» TASK INSTRUCTIONS
Update the records from the line with "category-label: Toronto [417,362,454,374]" through the end of the records by changing "Edmonton" to "Calgary" and leaving everything else unchanged. Give back only those lines.

[start of DATASET EXTRACT]

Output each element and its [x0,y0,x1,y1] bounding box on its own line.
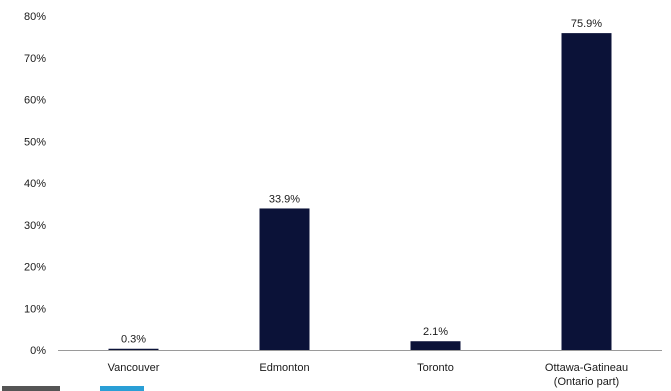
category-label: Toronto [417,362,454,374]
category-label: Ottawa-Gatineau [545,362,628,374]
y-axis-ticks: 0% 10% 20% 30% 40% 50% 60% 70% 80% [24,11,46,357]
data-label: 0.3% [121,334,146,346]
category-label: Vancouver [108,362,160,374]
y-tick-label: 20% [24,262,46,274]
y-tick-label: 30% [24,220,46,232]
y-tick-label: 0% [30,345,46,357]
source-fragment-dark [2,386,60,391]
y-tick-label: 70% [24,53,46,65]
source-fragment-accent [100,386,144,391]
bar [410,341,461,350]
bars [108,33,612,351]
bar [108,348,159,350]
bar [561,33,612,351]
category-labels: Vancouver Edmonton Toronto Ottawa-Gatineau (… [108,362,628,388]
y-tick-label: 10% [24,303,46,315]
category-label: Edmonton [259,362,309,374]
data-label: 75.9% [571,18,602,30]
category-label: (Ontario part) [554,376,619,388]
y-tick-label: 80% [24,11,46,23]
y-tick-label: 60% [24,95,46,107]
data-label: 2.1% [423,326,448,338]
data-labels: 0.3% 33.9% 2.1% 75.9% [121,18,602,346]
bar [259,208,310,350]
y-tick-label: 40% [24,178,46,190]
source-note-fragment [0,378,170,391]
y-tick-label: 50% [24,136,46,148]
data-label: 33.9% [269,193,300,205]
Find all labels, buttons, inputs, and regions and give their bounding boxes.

[end of DATASET EXTRACT]

» EXERCISE SOLUTION
category-label: Toronto [417,362,454,374]
category-label: Ottawa-Gatineau [545,362,628,374]
y-axis-ticks: 0% 10% 20% 30% 40% 50% 60% 70% 80% [24,11,46,357]
data-label: 0.3% [121,334,146,346]
category-label: Vancouver [108,362,160,374]
y-tick-label: 20% [24,262,46,274]
y-tick-label: 30% [24,220,46,232]
y-tick-label: 0% [30,345,46,357]
source-fragment-dark [2,386,60,391]
y-tick-label: 70% [24,53,46,65]
source-fragment-accent [100,386,144,391]
bar [410,341,461,350]
bars [108,33,612,351]
bar [108,348,159,350]
bar [561,33,612,351]
category-labels: Vancouver Calgary Toronto Ottawa-Gatineau (… [108,362,628,388]
y-tick-label: 10% [24,303,46,315]
category-label: Calgary [259,362,309,374]
data-label: 75.9% [571,18,602,30]
category-label: (Ontario part) [554,376,619,388]
y-tick-label: 80% [24,11,46,23]
y-tick-label: 60% [24,95,46,107]
data-label: 2.1% [423,326,448,338]
data-labels: 0.3% 33.9% 2.1% 75.9% [121,18,602,346]
bar [259,208,310,350]
y-tick-label: 40% [24,178,46,190]
source-note-fragment [0,378,170,391]
y-tick-label: 50% [24,136,46,148]
data-label: 33.9% [269,193,300,205]
Find all labels, buttons, inputs, and regions and give their bounding boxes.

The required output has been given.